Written task: Look through the records below and collect all lines that hold the string "mesmo".

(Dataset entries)
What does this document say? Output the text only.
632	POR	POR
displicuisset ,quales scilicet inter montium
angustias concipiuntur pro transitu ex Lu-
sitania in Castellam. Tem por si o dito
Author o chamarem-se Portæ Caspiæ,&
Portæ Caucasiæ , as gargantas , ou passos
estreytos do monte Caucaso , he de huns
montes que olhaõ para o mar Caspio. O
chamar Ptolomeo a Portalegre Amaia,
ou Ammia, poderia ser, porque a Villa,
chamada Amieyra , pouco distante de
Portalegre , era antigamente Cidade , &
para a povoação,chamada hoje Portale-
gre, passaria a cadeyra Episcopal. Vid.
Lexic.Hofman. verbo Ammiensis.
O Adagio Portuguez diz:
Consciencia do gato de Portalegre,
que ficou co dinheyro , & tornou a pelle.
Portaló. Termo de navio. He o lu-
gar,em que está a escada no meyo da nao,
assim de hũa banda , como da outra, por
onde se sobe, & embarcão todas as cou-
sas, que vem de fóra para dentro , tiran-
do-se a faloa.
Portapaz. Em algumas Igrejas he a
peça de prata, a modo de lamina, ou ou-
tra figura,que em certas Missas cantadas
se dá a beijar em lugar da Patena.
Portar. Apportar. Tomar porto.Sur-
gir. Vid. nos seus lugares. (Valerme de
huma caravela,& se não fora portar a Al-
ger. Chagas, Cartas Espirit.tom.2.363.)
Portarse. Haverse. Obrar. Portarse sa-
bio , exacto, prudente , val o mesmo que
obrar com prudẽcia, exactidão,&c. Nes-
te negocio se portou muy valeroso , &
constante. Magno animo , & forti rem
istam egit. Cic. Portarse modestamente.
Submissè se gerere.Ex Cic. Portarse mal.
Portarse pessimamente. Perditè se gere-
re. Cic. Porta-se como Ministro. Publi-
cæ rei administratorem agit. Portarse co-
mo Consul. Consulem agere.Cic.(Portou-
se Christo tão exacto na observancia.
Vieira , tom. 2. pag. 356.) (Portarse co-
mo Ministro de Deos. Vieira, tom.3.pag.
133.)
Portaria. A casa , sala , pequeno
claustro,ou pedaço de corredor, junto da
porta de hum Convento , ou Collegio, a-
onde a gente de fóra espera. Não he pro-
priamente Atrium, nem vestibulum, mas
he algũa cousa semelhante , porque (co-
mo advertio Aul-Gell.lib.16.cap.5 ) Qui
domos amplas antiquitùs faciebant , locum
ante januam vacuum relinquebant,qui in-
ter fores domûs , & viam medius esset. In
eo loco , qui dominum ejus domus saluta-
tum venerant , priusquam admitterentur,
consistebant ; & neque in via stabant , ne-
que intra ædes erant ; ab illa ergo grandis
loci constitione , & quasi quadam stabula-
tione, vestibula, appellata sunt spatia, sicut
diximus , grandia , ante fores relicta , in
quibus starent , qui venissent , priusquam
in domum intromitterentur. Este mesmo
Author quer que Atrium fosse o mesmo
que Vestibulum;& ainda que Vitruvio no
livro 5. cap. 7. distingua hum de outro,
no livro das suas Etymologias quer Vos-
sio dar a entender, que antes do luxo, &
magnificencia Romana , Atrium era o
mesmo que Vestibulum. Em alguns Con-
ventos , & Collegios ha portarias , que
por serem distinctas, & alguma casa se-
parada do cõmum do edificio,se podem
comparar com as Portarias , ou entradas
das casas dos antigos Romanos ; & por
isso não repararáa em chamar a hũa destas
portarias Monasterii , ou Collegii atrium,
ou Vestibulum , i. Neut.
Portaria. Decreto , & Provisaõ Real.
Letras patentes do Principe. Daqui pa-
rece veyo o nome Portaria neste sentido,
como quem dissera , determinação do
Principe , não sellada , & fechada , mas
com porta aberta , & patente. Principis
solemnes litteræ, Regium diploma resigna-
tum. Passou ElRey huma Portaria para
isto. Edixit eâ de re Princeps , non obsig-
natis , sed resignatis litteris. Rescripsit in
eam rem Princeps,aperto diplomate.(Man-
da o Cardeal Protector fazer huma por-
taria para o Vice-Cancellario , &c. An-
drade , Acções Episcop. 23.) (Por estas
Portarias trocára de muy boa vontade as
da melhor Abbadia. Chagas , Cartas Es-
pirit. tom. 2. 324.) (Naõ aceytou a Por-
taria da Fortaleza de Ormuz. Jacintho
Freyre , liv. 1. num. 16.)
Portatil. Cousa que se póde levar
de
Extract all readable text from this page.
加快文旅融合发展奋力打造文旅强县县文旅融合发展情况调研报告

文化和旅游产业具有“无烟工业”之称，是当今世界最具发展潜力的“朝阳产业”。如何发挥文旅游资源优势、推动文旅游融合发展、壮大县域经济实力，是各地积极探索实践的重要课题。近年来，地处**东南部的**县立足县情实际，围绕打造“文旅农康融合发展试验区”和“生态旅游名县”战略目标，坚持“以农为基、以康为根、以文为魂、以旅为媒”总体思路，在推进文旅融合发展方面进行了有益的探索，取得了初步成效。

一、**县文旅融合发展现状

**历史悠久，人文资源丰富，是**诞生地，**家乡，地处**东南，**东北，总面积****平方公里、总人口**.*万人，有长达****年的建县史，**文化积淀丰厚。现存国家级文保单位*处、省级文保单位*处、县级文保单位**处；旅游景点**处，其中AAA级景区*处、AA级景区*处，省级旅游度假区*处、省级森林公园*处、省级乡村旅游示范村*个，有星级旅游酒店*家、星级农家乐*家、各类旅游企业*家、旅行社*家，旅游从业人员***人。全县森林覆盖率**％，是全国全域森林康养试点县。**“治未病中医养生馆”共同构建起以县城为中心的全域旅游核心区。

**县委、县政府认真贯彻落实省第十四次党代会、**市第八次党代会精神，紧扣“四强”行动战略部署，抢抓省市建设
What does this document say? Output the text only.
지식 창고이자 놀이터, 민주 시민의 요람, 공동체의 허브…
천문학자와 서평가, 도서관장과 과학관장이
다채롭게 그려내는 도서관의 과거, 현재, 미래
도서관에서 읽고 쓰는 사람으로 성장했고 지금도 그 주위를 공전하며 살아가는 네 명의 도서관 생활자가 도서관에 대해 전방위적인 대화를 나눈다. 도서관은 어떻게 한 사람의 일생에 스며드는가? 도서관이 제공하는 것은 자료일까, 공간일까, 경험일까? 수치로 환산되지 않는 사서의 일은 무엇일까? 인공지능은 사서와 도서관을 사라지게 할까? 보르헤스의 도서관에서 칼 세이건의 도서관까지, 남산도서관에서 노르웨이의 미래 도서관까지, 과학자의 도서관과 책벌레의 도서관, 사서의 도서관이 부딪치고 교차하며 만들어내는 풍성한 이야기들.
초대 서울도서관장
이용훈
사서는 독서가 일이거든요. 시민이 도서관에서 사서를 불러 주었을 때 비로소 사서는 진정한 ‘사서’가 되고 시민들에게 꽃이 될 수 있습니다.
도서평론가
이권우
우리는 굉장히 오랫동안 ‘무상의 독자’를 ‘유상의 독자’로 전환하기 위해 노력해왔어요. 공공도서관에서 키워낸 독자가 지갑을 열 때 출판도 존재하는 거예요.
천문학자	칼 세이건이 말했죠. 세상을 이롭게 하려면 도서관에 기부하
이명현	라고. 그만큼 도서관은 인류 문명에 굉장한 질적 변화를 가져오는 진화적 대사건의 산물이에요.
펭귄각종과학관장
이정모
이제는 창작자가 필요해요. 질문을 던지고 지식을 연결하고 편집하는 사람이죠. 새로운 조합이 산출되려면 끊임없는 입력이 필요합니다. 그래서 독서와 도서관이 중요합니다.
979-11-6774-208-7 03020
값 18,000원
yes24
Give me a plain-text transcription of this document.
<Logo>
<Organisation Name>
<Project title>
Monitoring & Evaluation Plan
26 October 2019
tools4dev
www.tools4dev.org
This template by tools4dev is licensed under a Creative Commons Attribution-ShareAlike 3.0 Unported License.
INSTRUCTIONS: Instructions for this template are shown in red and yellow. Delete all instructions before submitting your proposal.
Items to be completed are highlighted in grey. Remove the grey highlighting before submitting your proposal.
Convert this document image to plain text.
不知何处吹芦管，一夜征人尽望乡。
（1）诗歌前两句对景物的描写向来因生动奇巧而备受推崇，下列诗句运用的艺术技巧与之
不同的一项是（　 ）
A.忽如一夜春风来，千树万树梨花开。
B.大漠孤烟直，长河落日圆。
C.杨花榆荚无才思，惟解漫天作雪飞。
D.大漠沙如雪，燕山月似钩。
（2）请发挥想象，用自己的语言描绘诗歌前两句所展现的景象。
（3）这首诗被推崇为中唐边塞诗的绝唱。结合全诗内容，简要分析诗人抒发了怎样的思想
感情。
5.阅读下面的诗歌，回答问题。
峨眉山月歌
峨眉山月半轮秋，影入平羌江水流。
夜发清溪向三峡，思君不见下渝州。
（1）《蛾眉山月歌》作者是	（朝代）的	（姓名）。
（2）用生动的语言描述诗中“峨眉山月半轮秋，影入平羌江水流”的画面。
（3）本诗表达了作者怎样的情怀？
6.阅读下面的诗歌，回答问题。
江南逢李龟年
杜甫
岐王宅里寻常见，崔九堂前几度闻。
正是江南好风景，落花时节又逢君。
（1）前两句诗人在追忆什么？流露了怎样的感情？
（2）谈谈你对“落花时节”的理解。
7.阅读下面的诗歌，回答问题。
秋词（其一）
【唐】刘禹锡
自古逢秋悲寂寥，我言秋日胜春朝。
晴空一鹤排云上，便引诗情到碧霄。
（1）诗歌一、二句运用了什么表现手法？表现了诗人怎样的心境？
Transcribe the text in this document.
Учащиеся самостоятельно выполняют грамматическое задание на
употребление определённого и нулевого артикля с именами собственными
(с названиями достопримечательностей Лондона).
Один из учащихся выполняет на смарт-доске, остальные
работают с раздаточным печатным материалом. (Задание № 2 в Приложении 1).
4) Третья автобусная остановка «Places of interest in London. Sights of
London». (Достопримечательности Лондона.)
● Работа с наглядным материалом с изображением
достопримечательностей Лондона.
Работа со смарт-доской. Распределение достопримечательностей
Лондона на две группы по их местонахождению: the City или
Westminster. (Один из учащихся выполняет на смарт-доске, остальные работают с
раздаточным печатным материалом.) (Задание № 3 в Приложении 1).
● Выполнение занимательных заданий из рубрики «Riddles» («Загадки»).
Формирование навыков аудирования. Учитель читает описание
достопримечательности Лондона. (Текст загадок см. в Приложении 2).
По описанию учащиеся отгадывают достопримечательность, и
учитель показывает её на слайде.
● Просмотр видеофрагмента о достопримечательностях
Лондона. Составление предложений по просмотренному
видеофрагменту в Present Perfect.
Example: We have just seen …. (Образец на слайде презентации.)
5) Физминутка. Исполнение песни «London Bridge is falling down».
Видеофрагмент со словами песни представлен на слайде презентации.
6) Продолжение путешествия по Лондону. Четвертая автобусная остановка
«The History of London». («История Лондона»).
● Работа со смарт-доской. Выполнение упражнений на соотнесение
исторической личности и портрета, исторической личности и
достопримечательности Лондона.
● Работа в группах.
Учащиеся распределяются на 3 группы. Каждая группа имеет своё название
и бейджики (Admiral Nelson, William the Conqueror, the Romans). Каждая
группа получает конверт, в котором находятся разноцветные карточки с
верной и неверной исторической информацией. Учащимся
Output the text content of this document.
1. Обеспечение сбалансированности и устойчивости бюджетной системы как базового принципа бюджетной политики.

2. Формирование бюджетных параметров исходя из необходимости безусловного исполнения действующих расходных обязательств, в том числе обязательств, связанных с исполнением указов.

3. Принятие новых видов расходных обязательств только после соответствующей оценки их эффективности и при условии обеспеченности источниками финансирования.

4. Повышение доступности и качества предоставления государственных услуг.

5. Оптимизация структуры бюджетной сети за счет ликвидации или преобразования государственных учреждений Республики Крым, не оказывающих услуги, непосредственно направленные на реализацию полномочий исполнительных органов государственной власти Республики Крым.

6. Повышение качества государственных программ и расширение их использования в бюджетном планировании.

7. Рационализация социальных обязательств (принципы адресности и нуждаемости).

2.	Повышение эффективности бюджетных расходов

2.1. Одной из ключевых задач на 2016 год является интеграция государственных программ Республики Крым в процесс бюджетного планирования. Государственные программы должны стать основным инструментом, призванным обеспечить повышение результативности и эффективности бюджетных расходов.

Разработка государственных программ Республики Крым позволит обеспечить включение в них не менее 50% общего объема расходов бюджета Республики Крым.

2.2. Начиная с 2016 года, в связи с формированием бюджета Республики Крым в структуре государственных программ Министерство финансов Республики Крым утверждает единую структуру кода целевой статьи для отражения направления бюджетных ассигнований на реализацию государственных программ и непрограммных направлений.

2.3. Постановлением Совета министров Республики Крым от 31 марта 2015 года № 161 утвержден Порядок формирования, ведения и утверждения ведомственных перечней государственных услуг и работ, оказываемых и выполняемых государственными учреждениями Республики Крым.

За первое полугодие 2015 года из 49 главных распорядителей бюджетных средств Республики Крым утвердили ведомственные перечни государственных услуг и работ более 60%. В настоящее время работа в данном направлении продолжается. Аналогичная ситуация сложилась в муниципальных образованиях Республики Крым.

Full response:
bio , exacto, prudente , val o mesmo que
in domum intromitterentur. Este mesmo
Author quer que Atrium fosse o mesmo
mesmo que Vestibulum. Em alguns Con-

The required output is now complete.